═════ Alıntı
25 Nisan 2024

İbretialem için: Yunusemre Belediyesi'ne seyahat

Görgüsüzlük, doyumsuzluk, aç gözlülük, görmemişlik

Yunusemre Belediye Başkanı'nın makam odası

Ankara’da Beştepe, İstanbul’da Beylerbeyi Sarayı, Dolmabahçe Sarayı, Vahdettin Köşkü, Huber Köşkü...
Van Ahlat’ta kışlık saray...
Marmaris Okluk Koyu'nda yazlık saray...
Bu saraylar Tayyip Erdoğan’ın yaşam alanı ve çalışma ofisleri.
Ayrıca, kurullar, danışmanlar, çalışan personel, çeşitli kalemlerde harcamalar...
Özel uçaklar...
Araçlar...
Bir yere giderken konvoyda pek çok araç, iki cankurtaran, tepede bazen helikopter.
Yurt dışına giderken ayrı bir uçakla gönderilen zırhlı araç, korumalar.
Debdebe, şatafat ki, almış başını gidiyor.

"Öncelik tasarruf"

Birkaç gündür ortalıkta bir nakarat dolaşıyor, “kamuda tasarruf”.
Erdoğan:
“Birinci önceliğimiz kamu harcamalarında tasarruf uygulamaktır. Tasarruftan kamuda gereksiz harcamaların ortadan kaldırılması, kamu kaynaklarının etkin kullanılması anlaşılmalıdır”.
Geçmiş bir yana, son bir yılda kaçıncı tasarruf lafı bu?..

Günde 33,6 milyon lira

Dünyanın her yerinde bir hukuk reformu, sağlık reformu, ekonomik reform yapılacaksa, buna o ülkeyi yönetenler öncülük ediyor.
CHP Lideri Özgür Özel Meclis’te açıklıyor:
“Beştepe’de Sarayın bir günlük maliyeti 33 milyon 600 bin lira. Dakikada 23 bin lira harcanıyor, bir asgari ücreti 40 saniyede tüketiyor. En düşük emekli maaşı on bin lirayı 27 saniyede harcıyor”.
İsraf işte bu!..
Saray’da gece boyunca yanan ışıklar, şaşaalı ağırlamalar, kiralanan araçlar, her türlü harcama.
2024 yılında Cumhurbaşkanlığı bütçesi 12 milyar 300 milyon lira. Dokuz bakanlık ile TBMM’nin mal ve hizmet alımından daha fazla.
══════════
═════ Verilen Veriler
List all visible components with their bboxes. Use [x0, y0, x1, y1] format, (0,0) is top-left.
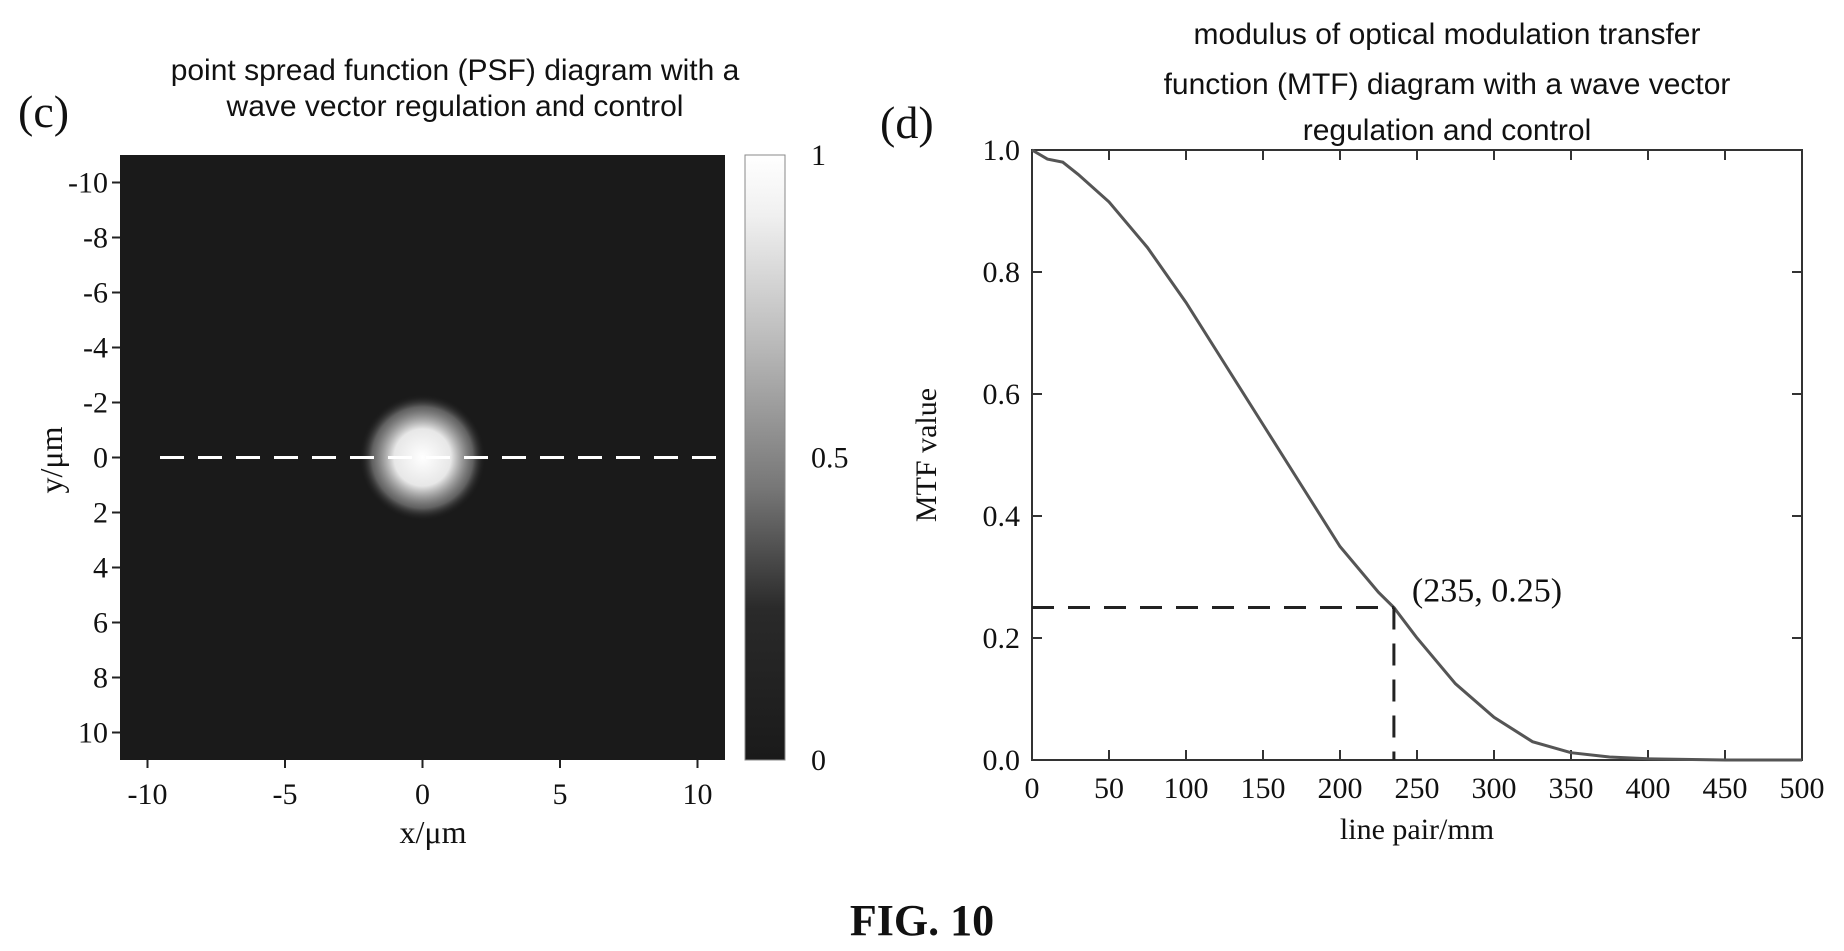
══════════
Görev => Saray harcamaları ve kamuda tasarruf üzerine yazıyı kaldığı yerden devam ettir.

Yanıt =>
Tasarrufun nereden başlayacağı belli.

Garantili geçişler

Kamuda en büyük kara delik, en büyük harcama, kamu - özel işbirliği denilen projeler.
Garanti ücret ödenen oto yollar, köprüler, şehir hastaneleri, hava alanları.
Anormal garantiler, üstelik 2045 yılına kadar.
Sadece bu yıl...
Garanti ödemelerin toplamı 164 milyar lira.
Verilen garantiler o köprülerin, yolların, hava alanların maliyetini birkaç kere katlıyor. Akıl alır gibi değil.
Madem tasarruf:
-Garanti edilen parayı azaltın!..
-Dolar ve Avro’dan TL’ye çevirin!..
-Garanti süresini kısaltın!..
Garanti geçişlerin ötesinde, dikkat çeken başka bir kalem var.
Son 27 ayda kamuda kiralanan araçlara ödenen para 5 milyar 700 milyon lira.
Tam araç saltanatı!..

Ve belediyeler

31 Mart yerel seçimleri bir başka kapıyı açıyor.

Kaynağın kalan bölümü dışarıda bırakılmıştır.